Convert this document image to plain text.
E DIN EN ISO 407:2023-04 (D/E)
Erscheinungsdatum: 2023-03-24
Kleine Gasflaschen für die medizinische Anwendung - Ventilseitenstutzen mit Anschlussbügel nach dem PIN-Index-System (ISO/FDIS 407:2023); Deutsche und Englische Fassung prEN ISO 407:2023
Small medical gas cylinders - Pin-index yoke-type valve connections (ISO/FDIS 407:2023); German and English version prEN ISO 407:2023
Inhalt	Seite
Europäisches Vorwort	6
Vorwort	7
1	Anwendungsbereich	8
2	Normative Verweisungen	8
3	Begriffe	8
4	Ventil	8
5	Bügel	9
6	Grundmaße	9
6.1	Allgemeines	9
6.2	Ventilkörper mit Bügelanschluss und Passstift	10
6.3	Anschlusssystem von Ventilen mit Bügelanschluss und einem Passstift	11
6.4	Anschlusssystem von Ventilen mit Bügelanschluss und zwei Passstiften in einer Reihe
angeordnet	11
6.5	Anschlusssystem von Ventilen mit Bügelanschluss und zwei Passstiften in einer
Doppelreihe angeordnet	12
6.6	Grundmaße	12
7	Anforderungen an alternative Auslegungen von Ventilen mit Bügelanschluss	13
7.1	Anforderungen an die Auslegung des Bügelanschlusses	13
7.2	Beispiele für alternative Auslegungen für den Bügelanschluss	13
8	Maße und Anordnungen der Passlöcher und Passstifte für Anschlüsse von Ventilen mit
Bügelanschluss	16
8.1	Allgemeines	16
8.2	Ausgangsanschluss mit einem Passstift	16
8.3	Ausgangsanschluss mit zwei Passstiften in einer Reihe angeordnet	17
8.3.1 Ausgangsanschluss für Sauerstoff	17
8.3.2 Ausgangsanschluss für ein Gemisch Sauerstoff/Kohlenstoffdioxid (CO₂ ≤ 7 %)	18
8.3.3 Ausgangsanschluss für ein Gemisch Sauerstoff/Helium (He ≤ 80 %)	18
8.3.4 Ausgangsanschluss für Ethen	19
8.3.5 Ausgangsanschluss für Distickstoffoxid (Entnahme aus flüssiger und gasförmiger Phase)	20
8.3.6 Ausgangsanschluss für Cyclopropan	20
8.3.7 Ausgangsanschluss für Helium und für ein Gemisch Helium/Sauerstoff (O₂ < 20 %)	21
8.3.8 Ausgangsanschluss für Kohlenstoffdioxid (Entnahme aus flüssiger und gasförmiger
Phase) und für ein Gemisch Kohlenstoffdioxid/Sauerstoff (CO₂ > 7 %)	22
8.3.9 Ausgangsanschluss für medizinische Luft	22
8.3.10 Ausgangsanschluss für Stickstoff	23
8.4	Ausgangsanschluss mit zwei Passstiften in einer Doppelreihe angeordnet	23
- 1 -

—————

Do this — Would you restate each of the entries word for word?

Solution to this task —
Convert this document image to plain text.
E DIN EN ISO 407:2023-04 (D/E)
Erscheinungsdatum: 2023-03-24
Kleine Gasflaschen für die medizinische Anwendung - Ventilseitenstutzen mit Anschlussbügel nach dem PIN-Index-System (ISO/FDIS 407:2023); Deutsche und Englische Fassung prEN ISO 407:2023
Small medical gas cylinders - Pin-index yoke-type valve connections (ISO/FDIS 407:2023); German and English version prEN ISO 407:2023
Inhalt	Seite
Europäisches Vorwort	6
Vorwort	7
1	Anwendungsbereich	8
2	Normative Verweisungen	8
3	Begriffe	8
4	Ventil	8
5	Bügel	9
6	Grundmaße	9
6.1	Allgemeines	9
6.2	Ventilkörper mit Bügelanschluss und Passstift	10
6.3	Anschlusssystem von Ventilen mit Bügelanschluss und einem Passstift	11
6.4	Anschlusssystem von Ventilen mit Bügelanschluss und zwei Passstiften in einer Reihe
angeordnet	11
6.5	Anschlusssystem von Ventilen mit Bügelanschluss und zwei Passstiften in einer
Doppelreihe angeordnet	12
6.6	Grundmaße	12
7	Anforderungen an alternative Auslegungen von Ventilen mit Bügelanschluss	13
7.1	Anforderungen an die Auslegung des Bügelanschlusses	13
7.2	Beispiele für alternative Auslegungen für den Bügelanschluss	13
8	Maße und Anordnungen der Passlöcher und Passstifte für Anschlüsse von Ventilen mit
Bügelanschluss	16
8.1	Allgemeines	16
8.2	Ausgangsanschluss mit einem Passstift	16
8.3	Ausgangsanschluss mit zwei Passstiften in einer Reihe angeordnet	17
8.3.1 Ausgangsanschluss für Sauerstoff	17
8.3.2 Ausgangsanschluss für ein Gemisch Sauerstoff/Kohlenstoffdioxid (CO₂ ≤ 7 %)	18
8.3.3 Ausgangsanschluss für ein Gemisch Sauerstoff/Helium (He ≤ 80 %)	18
8.3.4 Ausgangsanschluss für Ethen	19
8.3.5 Ausgangsanschluss für Distickstoffoxid (Entnahme aus flüssiger und gasförmiger Phase)	20
8.3.6 Ausgangsanschluss für Cyclopropan	20
8.3.7 Ausgangsanschluss für Helium und für ein Gemisch Helium/Sauerstoff (O₂ < 20 %)	21
8.3.8 Ausgangsanschluss für Kohlenstoffdioxid (Entnahme aus flüssiger und gasförmiger
Phase) und für ein Gemisch Kohlenstoffdioxid/Sauerstoff (CO₂ > 7 %)	22
8.3.9 Ausgangsanschluss für medizinische Luft	22
8.3.10 Ausgangsanschluss für Stickstoff	23
8.4	Ausgangsanschluss mit zwei Passstiften in einer Doppelreihe angeordnet	23
- 1 -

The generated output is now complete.